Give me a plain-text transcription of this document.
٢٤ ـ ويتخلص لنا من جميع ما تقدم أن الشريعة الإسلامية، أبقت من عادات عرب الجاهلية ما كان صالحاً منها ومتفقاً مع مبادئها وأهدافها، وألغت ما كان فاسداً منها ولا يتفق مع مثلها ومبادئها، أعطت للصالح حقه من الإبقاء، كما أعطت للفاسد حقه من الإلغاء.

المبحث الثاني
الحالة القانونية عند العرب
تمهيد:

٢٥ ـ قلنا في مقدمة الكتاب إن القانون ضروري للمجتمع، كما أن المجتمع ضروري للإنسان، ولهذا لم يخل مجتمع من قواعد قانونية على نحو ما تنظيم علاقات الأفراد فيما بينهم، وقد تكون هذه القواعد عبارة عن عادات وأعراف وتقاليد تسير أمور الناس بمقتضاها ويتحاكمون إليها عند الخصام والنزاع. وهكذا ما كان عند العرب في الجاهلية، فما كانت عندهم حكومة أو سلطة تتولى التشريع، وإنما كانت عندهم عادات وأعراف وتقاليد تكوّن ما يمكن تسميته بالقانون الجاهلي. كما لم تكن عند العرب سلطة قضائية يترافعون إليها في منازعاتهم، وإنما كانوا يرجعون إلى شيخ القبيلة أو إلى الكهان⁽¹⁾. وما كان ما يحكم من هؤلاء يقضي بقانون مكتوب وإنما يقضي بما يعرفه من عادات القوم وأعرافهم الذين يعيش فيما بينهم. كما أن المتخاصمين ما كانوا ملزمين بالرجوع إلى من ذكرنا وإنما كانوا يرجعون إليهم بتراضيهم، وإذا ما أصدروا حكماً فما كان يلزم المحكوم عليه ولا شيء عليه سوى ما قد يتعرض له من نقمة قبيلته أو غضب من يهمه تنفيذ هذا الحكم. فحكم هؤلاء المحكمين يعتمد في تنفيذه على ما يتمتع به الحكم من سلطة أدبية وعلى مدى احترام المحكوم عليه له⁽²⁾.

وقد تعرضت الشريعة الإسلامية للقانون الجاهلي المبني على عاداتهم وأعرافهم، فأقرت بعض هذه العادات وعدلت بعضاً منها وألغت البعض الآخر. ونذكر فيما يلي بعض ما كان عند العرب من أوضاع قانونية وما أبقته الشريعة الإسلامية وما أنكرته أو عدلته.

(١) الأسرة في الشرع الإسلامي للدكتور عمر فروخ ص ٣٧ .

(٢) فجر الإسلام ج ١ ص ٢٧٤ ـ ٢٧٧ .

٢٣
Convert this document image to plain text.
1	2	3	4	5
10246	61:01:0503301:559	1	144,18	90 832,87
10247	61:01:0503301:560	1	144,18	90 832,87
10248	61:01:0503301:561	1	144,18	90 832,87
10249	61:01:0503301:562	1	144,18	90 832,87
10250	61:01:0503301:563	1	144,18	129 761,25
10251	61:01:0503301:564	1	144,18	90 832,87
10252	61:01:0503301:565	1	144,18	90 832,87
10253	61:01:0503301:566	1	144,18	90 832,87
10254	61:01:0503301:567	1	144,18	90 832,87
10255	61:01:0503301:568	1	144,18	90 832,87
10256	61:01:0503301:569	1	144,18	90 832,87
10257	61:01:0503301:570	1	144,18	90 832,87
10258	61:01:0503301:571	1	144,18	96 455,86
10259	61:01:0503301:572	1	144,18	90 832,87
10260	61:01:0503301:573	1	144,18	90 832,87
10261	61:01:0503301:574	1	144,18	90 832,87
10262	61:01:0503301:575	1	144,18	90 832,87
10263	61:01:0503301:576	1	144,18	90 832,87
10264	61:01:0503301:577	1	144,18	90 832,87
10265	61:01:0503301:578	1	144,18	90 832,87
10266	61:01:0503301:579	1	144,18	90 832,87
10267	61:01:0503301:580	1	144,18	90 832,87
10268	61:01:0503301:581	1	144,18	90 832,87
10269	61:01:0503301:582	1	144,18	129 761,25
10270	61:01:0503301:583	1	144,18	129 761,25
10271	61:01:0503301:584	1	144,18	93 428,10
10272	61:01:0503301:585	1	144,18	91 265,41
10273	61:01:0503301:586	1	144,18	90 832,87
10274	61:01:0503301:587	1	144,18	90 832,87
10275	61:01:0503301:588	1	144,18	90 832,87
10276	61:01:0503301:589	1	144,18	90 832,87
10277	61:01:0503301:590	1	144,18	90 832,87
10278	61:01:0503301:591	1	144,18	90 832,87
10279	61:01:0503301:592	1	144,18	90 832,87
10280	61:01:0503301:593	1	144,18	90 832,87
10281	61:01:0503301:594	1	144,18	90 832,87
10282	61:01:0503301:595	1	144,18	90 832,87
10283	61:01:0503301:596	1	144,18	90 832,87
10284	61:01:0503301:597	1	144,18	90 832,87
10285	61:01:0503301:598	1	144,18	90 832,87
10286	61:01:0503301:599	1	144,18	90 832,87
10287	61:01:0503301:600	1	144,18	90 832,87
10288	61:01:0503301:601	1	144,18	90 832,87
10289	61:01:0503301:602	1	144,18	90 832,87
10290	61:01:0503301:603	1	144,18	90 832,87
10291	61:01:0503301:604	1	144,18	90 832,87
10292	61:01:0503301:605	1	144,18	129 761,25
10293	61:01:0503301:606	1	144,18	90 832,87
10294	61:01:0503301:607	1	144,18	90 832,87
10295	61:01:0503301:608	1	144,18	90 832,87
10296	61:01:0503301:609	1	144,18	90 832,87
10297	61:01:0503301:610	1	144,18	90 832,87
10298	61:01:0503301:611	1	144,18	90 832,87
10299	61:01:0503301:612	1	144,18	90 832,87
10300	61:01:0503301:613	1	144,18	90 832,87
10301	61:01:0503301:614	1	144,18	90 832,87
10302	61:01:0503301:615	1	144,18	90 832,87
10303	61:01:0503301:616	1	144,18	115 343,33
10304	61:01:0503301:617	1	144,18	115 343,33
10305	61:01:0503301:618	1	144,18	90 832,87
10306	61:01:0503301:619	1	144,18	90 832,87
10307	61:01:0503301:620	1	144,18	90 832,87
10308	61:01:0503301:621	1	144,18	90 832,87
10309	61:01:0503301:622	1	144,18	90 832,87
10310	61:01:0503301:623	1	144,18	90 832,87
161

- **Exercise description**: Your task is to retype all of the records exactly.

- **Correct response**:
Give me a plain-text transcription of this document.
٢٤ ـ ويتخلص لنا من جميع ما تقدم أن الشريعة الإسلامية، أبقت من عادات عرب الجاهلية ما كان صالحاً منها ومتفقاً مع مبادئها وأهدافها، وألغت ما كان فاسداً منها ولا يتفق مع مثلها ومبادئها، أعطت للصالح حقه من الإبقاء، كما أعطت للفاسد حقه من الإلغاء.

المبحث الثاني
الحالة القانونية عند العرب
تمهيد:

٢٥ ـ قلنا في مقدمة الكتاب إن القانون ضروري للمجتمع، كما أن المجتمع ضروري للإنسان، ولهذا لم يخل مجتمع من قواعد قانونية على نحو ما تنظيم علاقات الأفراد فيما بينهم، وقد تكون هذه القواعد عبارة عن عادات وأعراف وتقاليد تسير أمور الناس بمقتضاها ويتحاكمون إليها عند الخصام والنزاع. وهكذا ما كان عند العرب في الجاهلية، فما كانت عندهم حكومة أو سلطة تتولى التشريع، وإنما كانت عندهم عادات وأعراف وتقاليد تكوّن ما يمكن تسميته بالقانون الجاهلي. كما لم تكن عند العرب سلطة قضائية يترافعون إليها في منازعاتهم، وإنما كانوا يرجعون إلى شيخ القبيلة أو إلى الكهان⁽¹⁾. وما كان ما يحكم من هؤلاء يقضي بقانون مكتوب وإنما يقضي بما يعرفه من عادات القوم وأعرافهم الذين يعيش فيما بينهم. كما أن المتخاصمين ما كانوا ملزمين بالرجوع إلى من ذكرنا وإنما كانوا يرجعون إليهم بتراضيهم، وإذا ما أصدروا حكماً فما كان يلزم المحكوم عليه ولا شيء عليه سوى ما قد يتعرض له من نقمة قبيلته أو غضب من يهمه تنفيذ هذا الحكم. فحكم هؤلاء المحكمين يعتمد في تنفيذه على ما يتمتع به الحكم من سلطة أدبية وعلى مدى احترام المحكوم عليه له⁽²⁾.

وقد تعرضت الشريعة الإسلامية للقانون الجاهلي المبني على عاداتهم وأعرافهم، فأقرت بعض هذه العادات وعدلت بعضاً منها وألغت البعض الآخر. ونذكر فيما يلي بعض ما كان عند العرب من أوضاع قانونية وما أبقته الشريعة الإسلامية وما أنكرته أو عدلته.

(١) الأسرة في الشرع الإسلامي للدكتور عمر فروخ ص ٣٧ .

(٢) فجر الإسلام ج ١ ص ٢٧٤ ـ ٢٧٧ .

٢٣
Convert this document image to plain text.
1	2	3	4	5
10246	61:01:0503301:559	1	144,18	90 832,87
10247	61:01:0503301:560	1	144,18	90 832,87
10248	61:01:0503301:561	1	144,18	90 832,87
10249	61:01:0503301:562	1	144,18	90 832,87
10250	61:01:0503301:563	1	144,18	129 761,25
10251	61:01:0503301:564	1	144,18	90 832,87
10252	61:01:0503301:565	1	144,18	90 832,87
10253	61:01:0503301:566	1	144,18	90 832,87
10254	61:01:0503301:567	1	144,18	90 832,87
10255	61:01:0503301:568	1	144,18	90 832,87
10256	61:01:0503301:569	1	144,18	90 832,87
10257	61:01:0503301:570	1	144,18	90 832,87
10258	61:01:0503301:571	1	144,18	96 455,86
10259	61:01:0503301:572	1	144,18	90 832,87
10260	61:01:0503301:573	1	144,18	90 832,87
10261	61:01:0503301:574	1	144,18	90 832,87
10262	61:01:0503301:575	1	144,18	90 832,87
10263	61:01:0503301:576	1	144,18	90 832,87
10264	61:01:0503301:577	1	144,18	90 832,87
10265	61:01:0503301:578	1	144,18	90 832,87
10266	61:01:0503301:579	1	144,18	90 832,87
10267	61:01:0503301:580	1	144,18	90 832,87
10268	61:01:0503301:581	1	144,18	90 832,87
10269	61:01:0503301:582	1	144,18	129 761,25
10270	61:01:0503301:583	1	144,18	129 761,25
10271	61:01:0503301:584	1	144,18	93 428,10
10272	61:01:0503301:585	1	144,18	91 265,41
10273	61:01:0503301:586	1	144,18	90 832,87
10274	61:01:0503301:587	1	144,18	90 832,87
10275	61:01:0503301:588	1	144,18	90 832,87
10276	61:01:0503301:589	1	144,18	90 832,87
10277	61:01:0503301:590	1	144,18	90 832,87
10278	61:01:0503301:591	1	144,18	90 832,87
10279	61:01:0503301:592	1	144,18	90 832,87
10280	61:01:0503301:593	1	144,18	90 832,87
10281	61:01:0503301:594	1	144,18	90 832,87
10282	61:01:0503301:595	1	144,18	90 832,87
10283	61:01:0503301:596	1	144,18	90 832,87
10284	61:01:0503301:597	1	144,18	90 832,87
10285	61:01:0503301:598	1	144,18	90 832,87
10286	61:01:0503301:599	1	144,18	90 832,87
10287	61:01:0503301:600	1	144,18	90 832,87
10288	61:01:0503301:601	1	144,18	90 832,87
10289	61:01:0503301:602	1	144,18	90 832,87
10290	61:01:0503301:603	1	144,18	90 832,87
10291	61:01:0503301:604	1	144,18	90 832,87
10292	61:01:0503301:605	1	144,18	129 761,25
10293	61:01:0503301:606	1	144,18	90 832,87
10294	61:01:0503301:607	1	144,18	90 832,87
10295	61:01:0503301:608	1	144,18	90 832,87
10296	61:01:0503301:609	1	144,18	90 832,87
10297	61:01:0503301:610	1	144,18	90 832,87
10298	61:01:0503301:611	1	144,18	90 832,87
10299	61:01:0503301:612	1	144,18	90 832,87
10300	61:01:0503301:613	1	144,18	90 832,87
10301	61:01:0503301:614	1	144,18	90 832,87
10302	61:01:0503301:615	1	144,18	90 832,87
10303	61:01:0503301:616	1	144,18	115 343,33
10304	61:01:0503301:617	1	144,18	115 343,33
10305	61:01:0503301:618	1	144,18	90 832,87
10306	61:01:0503301:619	1	144,18	90 832,87
10307	61:01:0503301:620	1	144,18	90 832,87
10308	61:01:0503301:621	1	144,18	90 832,87
10309	61:01:0503301:622	1	144,18	90 832,87
10310	61:01:0503301:623	1	144,18	90 832,87
161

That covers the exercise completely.